EXERCISES.
[a] In the Mistral 7B article, quote the passage that begins at the words "Image: MistralAccording to" and stops after the words "window of 4k.".
[b] According to the Mistral 7B article, under what license can the model be used without restrictions?
[c] Continue the Mistral 7B article from its last sentence.

PASSAGE TO READ.
=== Begin Enclosure ===

The Mistral AI team releases Mistral 7B, a 7.3 billion parameter language model that outperforms larger Llama models on benchmarks. The model can be used without restrictions under the Apache 2.0 license.
Mistral 7B outperforms the larger Llama 2 13B on all benchmarks measured and Llama 1 34B on many benchmarks, the Mistral team claims. In addition, Mistral 7B approaches the programming performance of CodeLlama 7B and still performs well in English language tasks.
Mistral 7B can be downloaded for free and deployed anywhere using the reference implementation, in any cloud (AWS/GCP/Azure) using vLLM Inference Server and Skypilot, or via HuggingFace. According to Mistral AI, the model can be easily adapted to new tasks such as chat or instructions through fine-tuning.
Mistral AI compares Mistral 7B to Llama 2 models 7B and 13B in multiple domains, including reasoning, world knowledge, reading comprehension, math and code.
Image: MistralAccording to Mistral AI, Mistral 7B is on par with a theoretical Llama 2 model that is more than three times larger, but saves memory and increases data throughput. Mistral attributes the fact that it trails Llama 1 34B in knowledge questions to its lower parameters.
Transformer architecture optimizations
Mistral achieves greater efficiency through Grouped Query Attention (GQA), which can handle multiple queries simultaneously, increasing computational efficiency in Transformer models while maintaining high model performance.
The Sliding Window Attention (SWA) mechanism focuses on a specific size of context window within a sequence. The goal is to achieve a balance between computational cost and model quality. According to Mistral, this doubles the speed for sequence lengths of 16k with a context window of 4k.

=== End Enclosure ===

PROVIDED RECORDS.
=== Begin Enclosure ===

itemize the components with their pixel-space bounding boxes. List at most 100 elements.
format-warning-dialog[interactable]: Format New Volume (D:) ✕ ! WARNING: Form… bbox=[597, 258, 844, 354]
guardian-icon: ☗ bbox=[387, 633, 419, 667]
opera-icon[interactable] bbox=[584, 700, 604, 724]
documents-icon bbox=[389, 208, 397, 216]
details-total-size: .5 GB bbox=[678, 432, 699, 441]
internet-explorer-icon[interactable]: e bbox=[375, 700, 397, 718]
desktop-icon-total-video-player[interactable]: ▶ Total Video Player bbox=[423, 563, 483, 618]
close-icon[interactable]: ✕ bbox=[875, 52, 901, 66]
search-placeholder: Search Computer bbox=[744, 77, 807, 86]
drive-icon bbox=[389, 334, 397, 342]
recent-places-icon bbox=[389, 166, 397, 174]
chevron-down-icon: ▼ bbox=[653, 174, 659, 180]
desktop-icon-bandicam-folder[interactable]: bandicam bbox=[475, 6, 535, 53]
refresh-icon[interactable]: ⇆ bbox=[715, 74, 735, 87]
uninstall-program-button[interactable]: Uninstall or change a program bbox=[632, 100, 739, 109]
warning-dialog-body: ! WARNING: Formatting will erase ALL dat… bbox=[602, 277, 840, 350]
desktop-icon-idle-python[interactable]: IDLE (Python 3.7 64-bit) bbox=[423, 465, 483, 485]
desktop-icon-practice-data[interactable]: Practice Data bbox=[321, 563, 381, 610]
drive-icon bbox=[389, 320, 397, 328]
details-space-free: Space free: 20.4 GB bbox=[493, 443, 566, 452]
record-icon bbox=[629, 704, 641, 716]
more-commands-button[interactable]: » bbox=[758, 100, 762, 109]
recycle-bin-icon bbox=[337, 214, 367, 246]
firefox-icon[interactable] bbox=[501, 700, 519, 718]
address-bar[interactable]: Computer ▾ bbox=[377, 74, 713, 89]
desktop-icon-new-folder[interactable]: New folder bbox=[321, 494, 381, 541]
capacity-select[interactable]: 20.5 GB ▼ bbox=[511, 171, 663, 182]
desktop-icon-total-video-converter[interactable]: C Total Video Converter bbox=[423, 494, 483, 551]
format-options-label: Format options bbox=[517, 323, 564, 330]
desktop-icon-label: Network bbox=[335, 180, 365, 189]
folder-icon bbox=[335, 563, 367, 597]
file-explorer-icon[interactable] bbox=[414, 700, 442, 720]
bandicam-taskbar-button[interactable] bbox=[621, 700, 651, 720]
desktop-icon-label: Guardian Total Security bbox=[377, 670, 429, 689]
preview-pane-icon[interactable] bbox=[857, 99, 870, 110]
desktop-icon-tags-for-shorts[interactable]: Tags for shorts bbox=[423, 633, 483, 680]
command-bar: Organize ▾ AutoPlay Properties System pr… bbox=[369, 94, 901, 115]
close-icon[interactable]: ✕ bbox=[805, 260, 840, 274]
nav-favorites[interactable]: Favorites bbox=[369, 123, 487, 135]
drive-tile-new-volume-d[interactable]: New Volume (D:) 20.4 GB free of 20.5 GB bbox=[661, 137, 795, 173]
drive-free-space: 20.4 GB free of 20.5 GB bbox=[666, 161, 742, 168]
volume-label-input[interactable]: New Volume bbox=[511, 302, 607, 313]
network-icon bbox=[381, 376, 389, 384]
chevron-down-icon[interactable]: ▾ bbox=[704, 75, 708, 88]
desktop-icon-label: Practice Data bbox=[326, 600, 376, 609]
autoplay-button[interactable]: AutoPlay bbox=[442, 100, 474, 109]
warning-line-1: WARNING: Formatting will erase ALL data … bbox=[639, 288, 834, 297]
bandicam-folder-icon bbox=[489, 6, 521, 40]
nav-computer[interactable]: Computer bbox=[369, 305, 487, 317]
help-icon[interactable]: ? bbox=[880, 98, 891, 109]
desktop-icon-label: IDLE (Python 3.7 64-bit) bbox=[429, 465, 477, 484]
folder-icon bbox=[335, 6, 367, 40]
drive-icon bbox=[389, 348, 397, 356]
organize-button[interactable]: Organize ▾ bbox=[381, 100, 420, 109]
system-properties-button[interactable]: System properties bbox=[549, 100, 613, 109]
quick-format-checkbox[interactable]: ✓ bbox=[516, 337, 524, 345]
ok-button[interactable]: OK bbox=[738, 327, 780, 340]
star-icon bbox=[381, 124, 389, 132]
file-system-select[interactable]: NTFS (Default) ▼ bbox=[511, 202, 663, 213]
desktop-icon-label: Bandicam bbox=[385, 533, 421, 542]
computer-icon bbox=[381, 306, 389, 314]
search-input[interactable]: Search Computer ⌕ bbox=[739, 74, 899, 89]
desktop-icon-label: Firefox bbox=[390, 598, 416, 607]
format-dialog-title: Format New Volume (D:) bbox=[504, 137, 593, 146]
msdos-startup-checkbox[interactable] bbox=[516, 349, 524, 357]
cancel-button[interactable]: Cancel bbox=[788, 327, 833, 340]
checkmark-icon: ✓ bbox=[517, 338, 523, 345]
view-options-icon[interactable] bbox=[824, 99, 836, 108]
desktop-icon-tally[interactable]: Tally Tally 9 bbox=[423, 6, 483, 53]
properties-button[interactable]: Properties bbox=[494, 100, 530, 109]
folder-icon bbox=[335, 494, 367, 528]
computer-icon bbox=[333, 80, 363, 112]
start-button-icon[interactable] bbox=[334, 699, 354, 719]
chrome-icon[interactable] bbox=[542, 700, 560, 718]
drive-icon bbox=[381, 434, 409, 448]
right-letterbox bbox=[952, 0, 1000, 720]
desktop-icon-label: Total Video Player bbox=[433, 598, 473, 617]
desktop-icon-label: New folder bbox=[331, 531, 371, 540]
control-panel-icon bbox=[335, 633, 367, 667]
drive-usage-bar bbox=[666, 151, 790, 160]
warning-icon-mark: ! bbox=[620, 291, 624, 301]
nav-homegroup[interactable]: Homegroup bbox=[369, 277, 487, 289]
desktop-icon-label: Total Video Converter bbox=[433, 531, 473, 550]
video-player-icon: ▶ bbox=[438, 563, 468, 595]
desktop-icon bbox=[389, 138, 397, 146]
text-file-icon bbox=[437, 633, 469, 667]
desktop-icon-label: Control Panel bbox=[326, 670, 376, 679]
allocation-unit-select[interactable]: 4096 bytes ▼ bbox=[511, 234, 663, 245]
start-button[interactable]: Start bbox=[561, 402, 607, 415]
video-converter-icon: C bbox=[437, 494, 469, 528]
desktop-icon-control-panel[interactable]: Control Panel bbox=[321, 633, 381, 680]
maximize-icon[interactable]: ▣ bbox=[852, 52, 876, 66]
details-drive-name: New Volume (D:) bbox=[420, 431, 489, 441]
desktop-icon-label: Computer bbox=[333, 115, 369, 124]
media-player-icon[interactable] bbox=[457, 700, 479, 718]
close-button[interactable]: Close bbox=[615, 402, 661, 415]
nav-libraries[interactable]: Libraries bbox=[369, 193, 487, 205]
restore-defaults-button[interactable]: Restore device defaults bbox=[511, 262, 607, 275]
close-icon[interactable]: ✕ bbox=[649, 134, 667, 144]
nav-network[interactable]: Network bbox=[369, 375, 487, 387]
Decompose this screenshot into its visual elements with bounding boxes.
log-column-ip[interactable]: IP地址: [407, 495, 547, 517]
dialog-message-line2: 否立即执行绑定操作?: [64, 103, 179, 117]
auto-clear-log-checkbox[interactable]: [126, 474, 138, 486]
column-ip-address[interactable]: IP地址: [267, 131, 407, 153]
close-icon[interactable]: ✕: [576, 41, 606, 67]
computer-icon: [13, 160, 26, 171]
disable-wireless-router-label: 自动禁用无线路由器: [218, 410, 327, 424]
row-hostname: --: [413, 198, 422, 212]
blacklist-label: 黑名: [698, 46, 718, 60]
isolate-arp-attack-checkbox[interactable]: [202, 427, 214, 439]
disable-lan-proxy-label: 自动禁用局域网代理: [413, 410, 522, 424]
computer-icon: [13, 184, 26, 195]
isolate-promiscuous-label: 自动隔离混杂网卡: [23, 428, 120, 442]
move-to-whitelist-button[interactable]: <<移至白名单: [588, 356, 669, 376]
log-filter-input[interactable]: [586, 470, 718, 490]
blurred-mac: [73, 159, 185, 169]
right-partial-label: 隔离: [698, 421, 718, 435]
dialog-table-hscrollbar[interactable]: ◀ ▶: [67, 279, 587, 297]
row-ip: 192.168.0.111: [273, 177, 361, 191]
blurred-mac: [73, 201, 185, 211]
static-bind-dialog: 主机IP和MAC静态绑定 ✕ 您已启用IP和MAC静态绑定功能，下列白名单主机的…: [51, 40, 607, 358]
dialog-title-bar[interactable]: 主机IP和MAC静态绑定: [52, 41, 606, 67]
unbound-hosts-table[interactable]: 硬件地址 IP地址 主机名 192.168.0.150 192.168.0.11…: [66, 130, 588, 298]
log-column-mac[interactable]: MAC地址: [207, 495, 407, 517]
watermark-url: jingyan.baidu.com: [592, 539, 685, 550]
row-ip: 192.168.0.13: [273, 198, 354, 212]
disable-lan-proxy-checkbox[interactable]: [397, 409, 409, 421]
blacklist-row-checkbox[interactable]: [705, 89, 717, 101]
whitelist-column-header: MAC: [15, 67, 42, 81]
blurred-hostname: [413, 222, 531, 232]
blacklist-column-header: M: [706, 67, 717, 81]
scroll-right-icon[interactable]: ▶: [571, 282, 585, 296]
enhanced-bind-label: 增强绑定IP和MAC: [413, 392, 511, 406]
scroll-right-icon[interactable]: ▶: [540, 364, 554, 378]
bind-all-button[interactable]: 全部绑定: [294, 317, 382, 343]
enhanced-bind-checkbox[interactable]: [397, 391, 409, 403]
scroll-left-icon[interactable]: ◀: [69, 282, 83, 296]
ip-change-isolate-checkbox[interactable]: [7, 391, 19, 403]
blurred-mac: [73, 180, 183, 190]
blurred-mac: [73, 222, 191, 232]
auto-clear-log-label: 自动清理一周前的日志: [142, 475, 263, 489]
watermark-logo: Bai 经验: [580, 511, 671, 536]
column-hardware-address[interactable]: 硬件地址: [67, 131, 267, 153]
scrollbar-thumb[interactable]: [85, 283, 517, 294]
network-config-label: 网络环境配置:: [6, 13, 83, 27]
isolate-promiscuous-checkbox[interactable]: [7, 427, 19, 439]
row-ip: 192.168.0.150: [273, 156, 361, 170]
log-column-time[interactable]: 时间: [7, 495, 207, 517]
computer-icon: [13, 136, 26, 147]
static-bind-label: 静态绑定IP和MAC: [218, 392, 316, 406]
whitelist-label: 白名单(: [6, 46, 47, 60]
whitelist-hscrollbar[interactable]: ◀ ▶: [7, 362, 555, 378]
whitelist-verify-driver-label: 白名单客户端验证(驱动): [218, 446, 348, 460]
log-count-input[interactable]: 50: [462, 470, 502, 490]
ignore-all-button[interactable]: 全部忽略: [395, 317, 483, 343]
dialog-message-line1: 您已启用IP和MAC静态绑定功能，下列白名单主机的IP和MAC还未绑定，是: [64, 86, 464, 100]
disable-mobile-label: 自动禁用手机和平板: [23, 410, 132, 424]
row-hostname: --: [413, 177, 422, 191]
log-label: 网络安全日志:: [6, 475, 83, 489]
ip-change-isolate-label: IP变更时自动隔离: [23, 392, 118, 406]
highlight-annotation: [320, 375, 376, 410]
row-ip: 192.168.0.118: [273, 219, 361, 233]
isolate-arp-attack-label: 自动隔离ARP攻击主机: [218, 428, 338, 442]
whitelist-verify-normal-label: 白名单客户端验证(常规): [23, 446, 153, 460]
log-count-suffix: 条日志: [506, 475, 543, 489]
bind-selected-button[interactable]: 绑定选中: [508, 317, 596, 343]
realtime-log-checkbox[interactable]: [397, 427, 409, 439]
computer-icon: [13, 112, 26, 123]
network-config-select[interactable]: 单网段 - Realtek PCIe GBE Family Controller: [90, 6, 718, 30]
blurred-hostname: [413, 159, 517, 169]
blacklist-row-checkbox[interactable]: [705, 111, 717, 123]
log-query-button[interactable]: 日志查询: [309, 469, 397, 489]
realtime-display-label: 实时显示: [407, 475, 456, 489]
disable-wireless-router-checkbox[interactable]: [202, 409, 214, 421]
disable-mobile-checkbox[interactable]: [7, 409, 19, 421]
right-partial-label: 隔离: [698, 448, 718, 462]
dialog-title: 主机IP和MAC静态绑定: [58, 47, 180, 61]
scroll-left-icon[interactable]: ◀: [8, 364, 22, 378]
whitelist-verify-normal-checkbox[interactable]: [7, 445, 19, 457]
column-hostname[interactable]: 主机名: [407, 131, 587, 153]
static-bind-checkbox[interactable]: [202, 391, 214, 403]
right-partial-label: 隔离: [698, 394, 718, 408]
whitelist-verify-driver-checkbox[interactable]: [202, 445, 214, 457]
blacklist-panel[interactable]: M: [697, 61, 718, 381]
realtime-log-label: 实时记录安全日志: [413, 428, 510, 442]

=== End Enclosure ===

RESPONSES PER TASK.
[a]
Image: MistralAccording to Mistral AI, Mistral 7B is on par with a theoretical Llama 2 model that is more than three times larger, but saves memory and increases data throughput. Mistral attributes the fact that it trails Llama 1 34B in knowledge questions to its lower parameters.
Transformer architecture optimizations
Mistral achieves greater efficiency through Grouped Query Attention (GQA), which can handle multiple queries simultaneously, increasing computational efficiency in Transformer models while maintaining high model performance.
The Sliding Window Attention (SWA) mechanism focuses on a specific size of context window within a sequence. The goal is to achieve a balance between computational cost and model quality. According to Mistral, this doubles the speed for sequence lengths of 16k with a context window of 4k.

[b] The Apache 2.0 license.

[c]
To demonstrate its versatility, Mistral AI adapted Mistral 7B to HuggingFace instruction datasets, resulting in the Mistral 7B Instruct model. It outperforms all 7B models on MT-Bench and competes with 13B chat models.
Mistral AI to follow suit
French startup Mistral AI made waves in June when it announced the largest European seed round at $105 million – without having a product. The team consists of former Meta and Google Deepmind employees. One of its high-profile investors is former Google CEO Eric Schmidt.
Their business model is to distribute powerful open-source models with specific paid features for customers willing to pay. According to a leaked pitch letter, top-of-the-line models could be paid for.
The letter also reveals that Mistral plans to release a “family of text generation models” by the end of 2023 that will “significantly outperform” ChatGPT with GPT-3.5 and Google Bard. Part of this family of models will be open-source. So Mistral 7B should be just the beginning.